Alıştırmanın amacı
Mimarlık mesleği üzerine olan alıntıya göre mimarlık, AB müktesabatına göre belirlenmiş kaç meslekten biridir?

Alıntı
══════

Yapılı çevrede bir kültür yaratan mimarlık mesleği, AB müktesabatına göre belirlenmiş 11 meslekten biridir. Uzun yıllardır sürmekte olan ve mimarlık mesleğinin giderek “içinin” boşaltılmasına yol açan mimar-iç mimar ikilemi, yapılması planlanan bu değişiklik ve yönetmelik ile birlikte son raddesine erişmiş bulunmaktadır. Dünyada “interior designer” olarak tanımlanan ve dilimize “iç tasarımcı” diye çevrilebilecek unvan, bilinçli olarak ülkemizde “iç mimar” şeklinde kullanılmakta, serbest hizmet veren büro tabelalarında kanuna aykırı biçimde “Mimarlık” yazılmakta ve kişiler kendilerini hak etmedikleri halde “mimar” olarak tanıtmaktadır. Bu algı yönetimi toplumda, mimar olduğunu söyleyen meslektaşlarımızın yıllardır “İç mi, dış mı?” şeklindeki karikatürize soruya maruz kalmasına karşılık gelmektedir. Ancak bugün gelinen noktanın aksine, ısrarla tekrar tekrar vurgulanması gereken şudur; MİMARLIK İÇİ, DIŞI, ÇEVRESİ İLE BİRBÜTÜNDÜR.

UNVANI KULLANMA HAKKI MİMARDADIR, TÜRETİLMİŞ MESLEKLERDE DEĞİLDİR.

Mimarlık, mekânın çevresinden bulunduğu yere, tasarımından uygulamasına, detayından malzemesine kadar her aşamasını bütünlük içerisinde, fen ve bilim kuralları kapsamında ele alarak toplumun sağlıklı ve nitelikli çevrelerde yaşamasını sağlamak için bir toplumsal hizmet olarak gerçekleştirilir. Bunu hayata geçirme sorumluluğu ise başta 3458 sayılı “Mühendislik ve Mimarlık Hakkında Kanun” ile belirlendiği şekilde “mimarlık tahsilini gösteren Türk yüksek mekteplerinden verilen diplomalara” sahip olan mimarlardadır. Kanunda da görüleceği üzere “iç mimar” şeklinde bir unvan bulunmadığı gibi bu hizmeti vermeye aday olan iç tasarımcıları yetiştiren bölümlerde gerekli fen eğitimlerini içeren statik, betonarme, tesisat ve diğer hususlar müfredata dahil edilmemiştir. Bunun yanında, bölümlere girişte de sayısal yerine eşit ağırlık puanları dikkate alınmaktadır. Bu kapsamda, YÖK tarafından bu bölümlerde verilen eğitimde “mimarlık” ibaresinin kullanımının yeniden değerlendirilmesi zorunluluktur. Dolayısıyla, Planlı Alanlar İmar Yönetmeliği’nde yapılması düşünülen değişiklikte yer alan yüksek yoğunluklu kamu yapılarına dair proje üretecek yetkinlik ve “Kullanıcılara teknik gereksinimlerle uyumlu estetik iç mekan tasarımı sunma” sorumluluğu doğrudan mimarlara aittir. Buna ek olarak, 3194 sayılı İmar Kanunu’nda, 4708 sayılı Yapı Denetim Kanunu’nda, Kültür ve Tabiat Varlıklarını Koruma Yüksek Kurulu’nun 660 sayılı ilke kararında ilgili tüm uygulamaları yapmaya yetkili olarak mimarlar belirlenmiştir. Daha açık söylemek gerekirse mimari proje yalnızca yapının kabuğundan ibaret değildir. Dolayısıyla, iç mekan tasarımında yapılacak her türlü müdahale 5846 sayılı Fikir ve Sanat Eserleri Kanunu gereği mimarın muvafakatine tabi olan uygulamalardır ve telif haklarına girmektedir.

══════

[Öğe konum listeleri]

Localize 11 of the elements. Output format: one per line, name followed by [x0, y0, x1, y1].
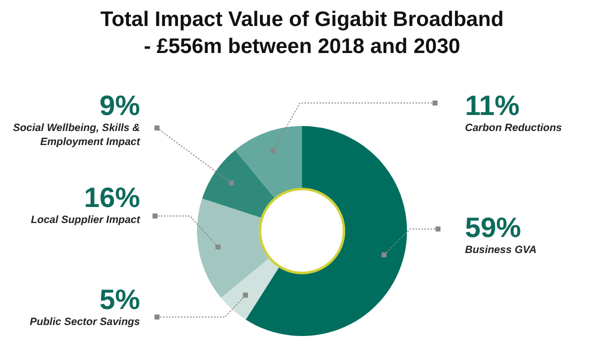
data-label: 16% [82, 182, 140, 213]
slice-label: Local Supplier Impact [30, 213, 140, 227]
chart-title: Total Impact Value of Gigabit Broadband - £556m between 2018 and 2030 [100, 7, 504, 60]
slice-label: Carbon Reductions [465, 121, 563, 135]
data-label: 9% [98, 90, 140, 121]
slice-label: Business GVA [465, 243, 538, 257]
slice-label: Social Wellbeing, Skills & Employment Impact [12, 121, 140, 149]
data-label: 59% [465, 212, 522, 243]
slice-label: Public Sector Savings [28, 315, 140, 329]
data-label: 5% [98, 284, 140, 315]
data-label: 11% [465, 90, 520, 121]
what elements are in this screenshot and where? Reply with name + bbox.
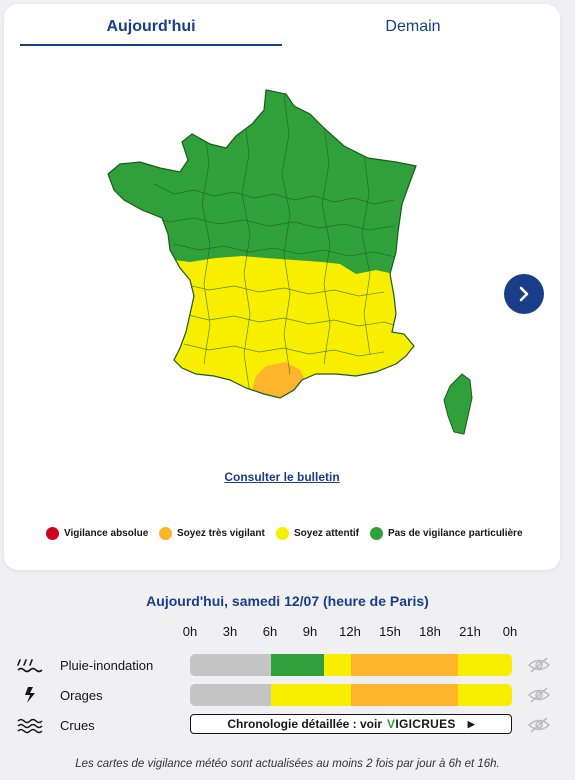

══════

Sorunun cevabı
11 meslekten biridir.